### Directions:
Each line containing the word "порушень" needs to be copied.

### Excerpted data:

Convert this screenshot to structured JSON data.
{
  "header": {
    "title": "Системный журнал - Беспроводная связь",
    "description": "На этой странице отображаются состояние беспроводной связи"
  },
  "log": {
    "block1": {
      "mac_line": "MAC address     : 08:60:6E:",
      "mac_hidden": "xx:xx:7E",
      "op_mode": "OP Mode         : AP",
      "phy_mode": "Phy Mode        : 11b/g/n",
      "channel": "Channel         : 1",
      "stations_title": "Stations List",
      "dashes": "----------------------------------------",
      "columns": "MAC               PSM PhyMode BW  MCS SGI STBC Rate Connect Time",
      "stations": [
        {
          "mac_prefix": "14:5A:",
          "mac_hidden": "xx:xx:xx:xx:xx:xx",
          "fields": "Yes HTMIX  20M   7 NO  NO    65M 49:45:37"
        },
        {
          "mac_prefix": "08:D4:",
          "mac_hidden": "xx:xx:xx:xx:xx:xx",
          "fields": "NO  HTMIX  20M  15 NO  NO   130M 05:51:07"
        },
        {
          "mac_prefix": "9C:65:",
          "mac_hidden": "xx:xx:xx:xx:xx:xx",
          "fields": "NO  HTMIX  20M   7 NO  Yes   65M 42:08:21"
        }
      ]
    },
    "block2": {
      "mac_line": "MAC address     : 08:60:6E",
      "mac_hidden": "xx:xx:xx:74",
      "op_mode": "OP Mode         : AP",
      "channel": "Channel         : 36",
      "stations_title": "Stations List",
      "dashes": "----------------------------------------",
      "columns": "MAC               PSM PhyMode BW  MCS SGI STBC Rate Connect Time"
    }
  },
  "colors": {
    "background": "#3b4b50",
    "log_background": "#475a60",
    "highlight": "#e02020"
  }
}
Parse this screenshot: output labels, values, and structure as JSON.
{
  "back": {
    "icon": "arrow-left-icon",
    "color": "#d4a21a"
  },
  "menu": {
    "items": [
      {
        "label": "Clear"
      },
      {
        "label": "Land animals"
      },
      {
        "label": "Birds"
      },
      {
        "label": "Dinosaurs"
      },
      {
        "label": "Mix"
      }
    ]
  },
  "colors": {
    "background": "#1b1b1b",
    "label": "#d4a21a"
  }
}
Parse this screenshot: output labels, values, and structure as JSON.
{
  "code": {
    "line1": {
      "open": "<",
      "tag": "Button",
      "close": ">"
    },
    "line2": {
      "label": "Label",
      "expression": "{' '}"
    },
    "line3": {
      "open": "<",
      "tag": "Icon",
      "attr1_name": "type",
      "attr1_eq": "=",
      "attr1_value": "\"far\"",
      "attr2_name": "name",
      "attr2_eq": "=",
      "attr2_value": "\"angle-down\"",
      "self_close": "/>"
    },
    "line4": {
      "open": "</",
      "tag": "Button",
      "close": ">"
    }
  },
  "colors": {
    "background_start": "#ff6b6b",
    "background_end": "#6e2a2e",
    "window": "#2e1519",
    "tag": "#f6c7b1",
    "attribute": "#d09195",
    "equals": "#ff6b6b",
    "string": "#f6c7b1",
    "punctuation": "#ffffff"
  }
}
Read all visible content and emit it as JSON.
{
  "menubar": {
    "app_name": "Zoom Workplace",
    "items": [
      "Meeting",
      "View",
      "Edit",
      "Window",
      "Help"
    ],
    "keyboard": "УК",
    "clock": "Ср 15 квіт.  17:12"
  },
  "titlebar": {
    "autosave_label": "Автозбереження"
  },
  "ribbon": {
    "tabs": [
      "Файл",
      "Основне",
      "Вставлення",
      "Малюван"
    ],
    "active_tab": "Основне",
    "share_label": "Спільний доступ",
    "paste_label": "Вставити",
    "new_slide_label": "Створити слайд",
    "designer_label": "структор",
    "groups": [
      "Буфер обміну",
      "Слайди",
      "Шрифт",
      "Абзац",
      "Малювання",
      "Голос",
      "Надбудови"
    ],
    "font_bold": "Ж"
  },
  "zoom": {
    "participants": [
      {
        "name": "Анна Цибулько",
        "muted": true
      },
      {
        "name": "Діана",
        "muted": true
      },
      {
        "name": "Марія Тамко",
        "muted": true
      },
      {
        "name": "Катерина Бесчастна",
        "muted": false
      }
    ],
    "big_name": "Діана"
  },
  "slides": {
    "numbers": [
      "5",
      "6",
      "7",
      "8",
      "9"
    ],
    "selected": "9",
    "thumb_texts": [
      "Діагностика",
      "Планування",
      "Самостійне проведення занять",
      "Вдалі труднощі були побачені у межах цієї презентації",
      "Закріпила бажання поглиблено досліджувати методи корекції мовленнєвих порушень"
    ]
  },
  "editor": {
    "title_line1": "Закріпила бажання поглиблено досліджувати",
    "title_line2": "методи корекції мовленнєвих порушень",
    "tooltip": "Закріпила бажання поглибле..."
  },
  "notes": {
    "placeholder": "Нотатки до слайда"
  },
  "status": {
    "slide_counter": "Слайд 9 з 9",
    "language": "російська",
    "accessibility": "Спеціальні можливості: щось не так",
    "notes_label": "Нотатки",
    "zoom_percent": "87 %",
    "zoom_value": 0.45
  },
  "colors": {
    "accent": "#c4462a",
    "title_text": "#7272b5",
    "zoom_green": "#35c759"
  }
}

### Response for this exercise:
      "Закріпила бажання поглиблено досліджувати методи корекції мовленнєвих порушень"
    "title_line2": "методи корекції мовленнєвих порушень",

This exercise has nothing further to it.